TASK DATA:
---

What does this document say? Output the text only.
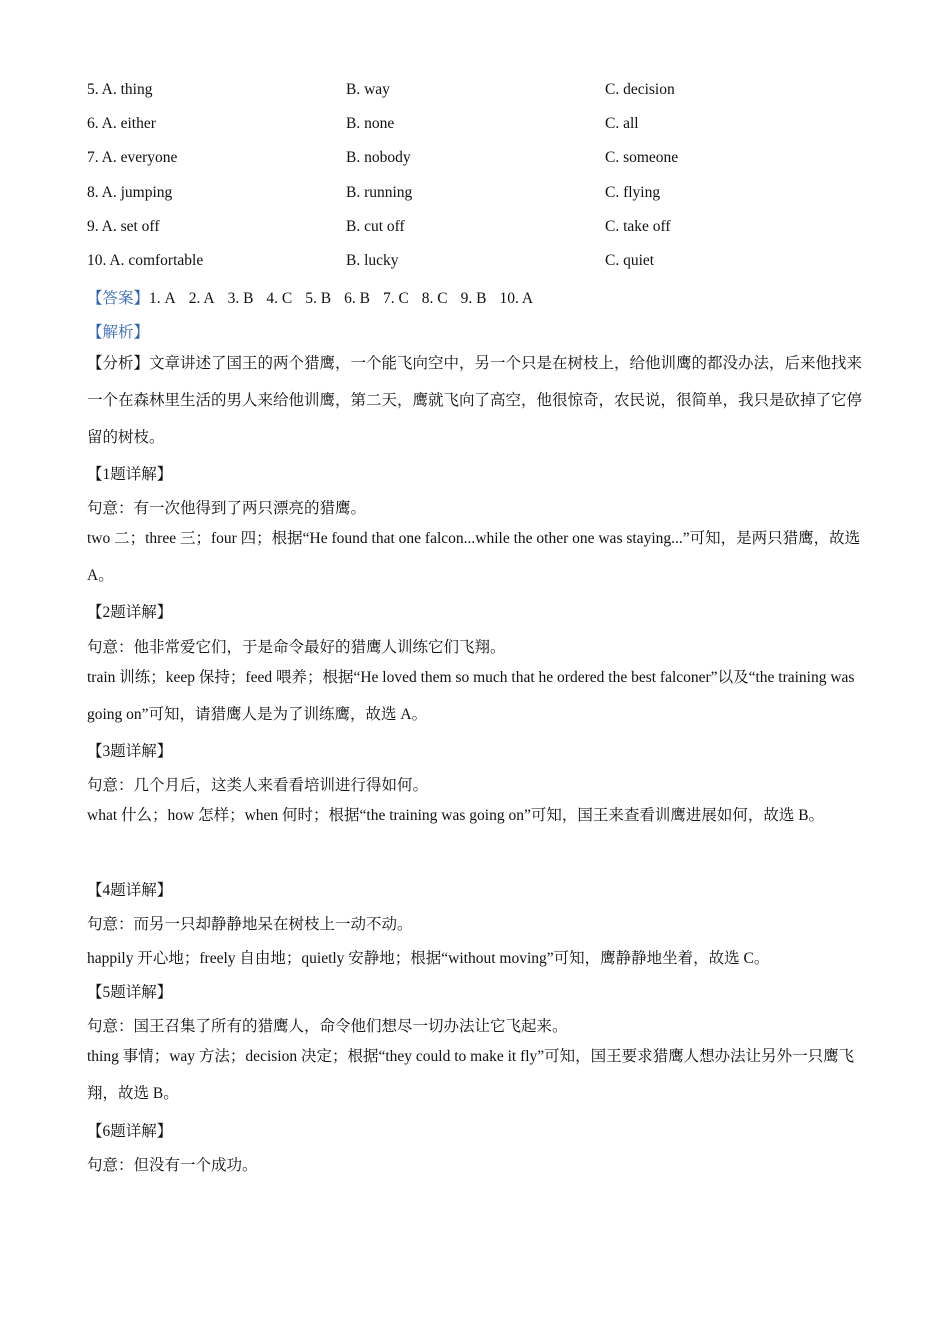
5. A. thing	B. way	C. decision
6. A. either	B. none	C. all
7. A. everyone	B. nobody	C. someone
8. A. jumping	B. running	C. flying
9. A. set off	B. cut off	C. take off
10. A. comfortable	B. lucky	C. quiet
【答案】1. A 2. A 3. B 4. C 5. B 6. B 7. C 8. C 9. B 10. A
【解析】
【分析】文章讲述了国王的两个猎鹰，一个能飞向空中，另一个只是在树枝上，给他训鹰的都没办法，后来他找来一个在森林里生活的男人来给他训鹰，第二天，鹰就飞向了高空，他很惊奇，农民说，很简单，我只是砍掉了它停留的树枝。
【1题详解】
句意：有一次他得到了两只漂亮的猎鹰。
two 二；three 三；four 四；根据“He found that one falcon...while the other one was staying...”可知，是两只猎鹰，故选 A。
【2题详解】
句意：他非常爱它们，于是命令最好的猎鹰人训练它们飞翔。
train 训练；keep 保持；feed 喂养；根据“He loved them so much that he ordered the best falconer”以及“the training was going on”可知，请猎鹰人是为了训练鹰，故选 A。
【3题详解】
句意：几个月后，这类人来看看培训进行得如何。
what 什么；how 怎样；when 何时；根据“the training was going on”可知，国王来查看训鹰进展如何，故选 B。
【4题详解】
句意：而另一只却静静地呆在树枝上一动不动。
happily 开心地；freely 自由地；quietly 安静地；根据“without moving”可知，鹰静静地坐着，故选 C。
【5题详解】
句意：国王召集了所有的猎鹰人，命令他们想尽一切办法让它飞起来。
thing 事情；way 方法；decision 决定；根据“they could to make it fly”可知，国王要求猎鹰人想办法让另外一只鹰飞翔，故选 B。
【6题详解】
句意：但没有一个成功。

---

WHAT THE EXERCISE ASKS:
Search the records for the string "training" and return every line in which it occurs.

REPLY TO THE TASK:
train 训练；keep 保持；feed 喂养；根据“He loved them so much that he ordered the best falconer”以及“the training was going on”可知，请猎鹰人是为了训练鹰，故选 A。
what 什么；how 怎样；when 何时；根据“the training was going on”可知，国王来查看训鹰进展如何，故选 B。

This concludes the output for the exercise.